(PROBLEM REQUIREMENTS) Which lines contain the word "name"? Return each of them as written.

(MATERIAL FOR THE TASK)
"""

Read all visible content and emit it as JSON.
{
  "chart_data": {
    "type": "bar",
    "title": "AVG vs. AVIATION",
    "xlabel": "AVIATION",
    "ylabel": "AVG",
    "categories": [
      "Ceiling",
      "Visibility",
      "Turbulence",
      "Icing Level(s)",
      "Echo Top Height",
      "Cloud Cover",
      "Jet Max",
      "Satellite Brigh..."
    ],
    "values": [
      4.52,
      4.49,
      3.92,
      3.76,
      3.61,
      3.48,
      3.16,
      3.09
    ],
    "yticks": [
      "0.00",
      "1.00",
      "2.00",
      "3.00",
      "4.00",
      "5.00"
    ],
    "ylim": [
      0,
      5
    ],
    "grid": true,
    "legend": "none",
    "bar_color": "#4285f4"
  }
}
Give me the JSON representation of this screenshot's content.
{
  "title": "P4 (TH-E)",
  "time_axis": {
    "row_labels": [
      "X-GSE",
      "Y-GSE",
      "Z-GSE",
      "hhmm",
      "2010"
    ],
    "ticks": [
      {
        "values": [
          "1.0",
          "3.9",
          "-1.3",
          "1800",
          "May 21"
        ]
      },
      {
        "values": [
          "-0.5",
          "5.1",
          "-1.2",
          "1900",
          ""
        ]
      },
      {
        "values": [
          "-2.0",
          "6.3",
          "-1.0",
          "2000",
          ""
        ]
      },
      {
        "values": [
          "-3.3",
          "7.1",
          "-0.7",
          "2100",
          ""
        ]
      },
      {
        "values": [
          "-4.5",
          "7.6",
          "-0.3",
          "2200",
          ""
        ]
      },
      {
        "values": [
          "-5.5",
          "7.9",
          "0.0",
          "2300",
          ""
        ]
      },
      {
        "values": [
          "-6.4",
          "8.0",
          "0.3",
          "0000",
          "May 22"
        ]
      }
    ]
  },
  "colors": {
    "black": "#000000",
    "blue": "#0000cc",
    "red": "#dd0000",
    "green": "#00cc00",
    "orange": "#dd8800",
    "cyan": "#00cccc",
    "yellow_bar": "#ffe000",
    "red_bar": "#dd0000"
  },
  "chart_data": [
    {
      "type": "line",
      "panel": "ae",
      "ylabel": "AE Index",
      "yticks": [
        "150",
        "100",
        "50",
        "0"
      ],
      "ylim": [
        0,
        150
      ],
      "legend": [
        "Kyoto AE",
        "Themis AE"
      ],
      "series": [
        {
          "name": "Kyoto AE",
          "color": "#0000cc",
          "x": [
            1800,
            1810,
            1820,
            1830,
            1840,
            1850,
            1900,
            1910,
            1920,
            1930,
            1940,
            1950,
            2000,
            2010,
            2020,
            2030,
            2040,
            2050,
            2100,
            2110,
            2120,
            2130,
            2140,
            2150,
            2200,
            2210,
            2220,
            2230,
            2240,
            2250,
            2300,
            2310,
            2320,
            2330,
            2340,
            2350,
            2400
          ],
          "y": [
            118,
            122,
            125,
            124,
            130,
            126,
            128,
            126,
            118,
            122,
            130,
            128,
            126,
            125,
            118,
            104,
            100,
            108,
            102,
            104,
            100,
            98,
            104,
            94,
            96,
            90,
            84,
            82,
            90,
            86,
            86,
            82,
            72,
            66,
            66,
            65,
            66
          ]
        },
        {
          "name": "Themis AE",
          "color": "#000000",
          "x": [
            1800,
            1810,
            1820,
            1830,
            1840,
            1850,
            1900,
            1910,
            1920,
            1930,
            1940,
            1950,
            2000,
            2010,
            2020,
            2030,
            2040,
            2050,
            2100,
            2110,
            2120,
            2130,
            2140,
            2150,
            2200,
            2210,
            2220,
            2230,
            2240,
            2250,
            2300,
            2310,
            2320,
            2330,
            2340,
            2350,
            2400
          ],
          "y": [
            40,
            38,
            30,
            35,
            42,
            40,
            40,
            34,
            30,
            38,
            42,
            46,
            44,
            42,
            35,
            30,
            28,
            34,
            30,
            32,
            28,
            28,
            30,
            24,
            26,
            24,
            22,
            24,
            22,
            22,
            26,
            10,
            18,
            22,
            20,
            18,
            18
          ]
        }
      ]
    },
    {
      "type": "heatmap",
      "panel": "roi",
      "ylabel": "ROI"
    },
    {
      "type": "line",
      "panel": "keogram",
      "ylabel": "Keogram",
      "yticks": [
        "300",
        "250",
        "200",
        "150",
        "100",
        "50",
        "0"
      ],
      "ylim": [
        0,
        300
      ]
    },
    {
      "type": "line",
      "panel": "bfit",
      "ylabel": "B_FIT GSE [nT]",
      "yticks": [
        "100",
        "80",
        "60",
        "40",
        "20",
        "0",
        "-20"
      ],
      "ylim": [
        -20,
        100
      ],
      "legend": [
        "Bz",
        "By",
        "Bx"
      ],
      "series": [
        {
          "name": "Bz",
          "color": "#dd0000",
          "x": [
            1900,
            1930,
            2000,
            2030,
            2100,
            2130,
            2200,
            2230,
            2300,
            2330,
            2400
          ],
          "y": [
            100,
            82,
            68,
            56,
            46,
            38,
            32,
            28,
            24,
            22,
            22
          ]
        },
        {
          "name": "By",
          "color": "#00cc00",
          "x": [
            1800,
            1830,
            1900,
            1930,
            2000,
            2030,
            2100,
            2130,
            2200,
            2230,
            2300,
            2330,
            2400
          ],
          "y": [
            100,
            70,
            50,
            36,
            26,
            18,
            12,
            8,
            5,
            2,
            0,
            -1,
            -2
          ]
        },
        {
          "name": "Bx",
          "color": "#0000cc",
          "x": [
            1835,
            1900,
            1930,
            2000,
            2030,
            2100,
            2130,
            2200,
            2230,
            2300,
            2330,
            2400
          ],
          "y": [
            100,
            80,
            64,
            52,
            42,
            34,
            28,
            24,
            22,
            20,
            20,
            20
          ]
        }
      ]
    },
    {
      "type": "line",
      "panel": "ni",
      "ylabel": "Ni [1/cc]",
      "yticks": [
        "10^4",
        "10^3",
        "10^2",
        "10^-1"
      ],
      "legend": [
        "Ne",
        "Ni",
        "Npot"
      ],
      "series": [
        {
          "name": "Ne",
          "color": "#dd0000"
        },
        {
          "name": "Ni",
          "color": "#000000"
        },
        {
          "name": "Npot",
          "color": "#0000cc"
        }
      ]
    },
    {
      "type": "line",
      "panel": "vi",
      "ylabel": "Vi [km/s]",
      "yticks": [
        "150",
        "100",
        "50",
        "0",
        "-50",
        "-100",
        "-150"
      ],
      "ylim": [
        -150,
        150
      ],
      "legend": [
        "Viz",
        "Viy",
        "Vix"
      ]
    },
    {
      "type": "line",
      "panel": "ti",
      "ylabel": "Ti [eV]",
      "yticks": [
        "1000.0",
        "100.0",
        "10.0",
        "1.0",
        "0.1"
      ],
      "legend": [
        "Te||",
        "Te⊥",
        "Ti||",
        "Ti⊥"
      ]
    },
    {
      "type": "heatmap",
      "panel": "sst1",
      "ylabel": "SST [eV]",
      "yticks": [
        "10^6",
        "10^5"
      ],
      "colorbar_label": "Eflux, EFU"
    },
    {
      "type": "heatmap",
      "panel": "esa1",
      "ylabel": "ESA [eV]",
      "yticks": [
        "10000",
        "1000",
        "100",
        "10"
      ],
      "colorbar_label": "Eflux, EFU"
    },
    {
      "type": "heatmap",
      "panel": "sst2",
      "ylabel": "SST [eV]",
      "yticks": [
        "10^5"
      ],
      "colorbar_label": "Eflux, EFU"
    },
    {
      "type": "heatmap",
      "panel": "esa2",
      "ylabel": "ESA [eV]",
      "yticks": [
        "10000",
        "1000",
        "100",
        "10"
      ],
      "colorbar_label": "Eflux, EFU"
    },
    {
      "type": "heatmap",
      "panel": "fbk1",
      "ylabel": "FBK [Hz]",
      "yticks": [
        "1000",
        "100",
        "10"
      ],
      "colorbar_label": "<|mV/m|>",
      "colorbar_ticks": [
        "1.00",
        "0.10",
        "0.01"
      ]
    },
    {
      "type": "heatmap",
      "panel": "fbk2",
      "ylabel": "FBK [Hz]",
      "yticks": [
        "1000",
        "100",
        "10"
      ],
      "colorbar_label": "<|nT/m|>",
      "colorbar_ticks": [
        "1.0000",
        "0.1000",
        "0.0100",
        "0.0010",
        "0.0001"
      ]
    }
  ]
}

"""

(EXERCISE OUTPUT)
          "name": "Kyoto AE",
          "name": "Themis AE",
          "name": "Bz",
          "name": "By",
          "name": "Bx",
          "name": "Ne",
          "name": "Ni",
          "name": "Npot",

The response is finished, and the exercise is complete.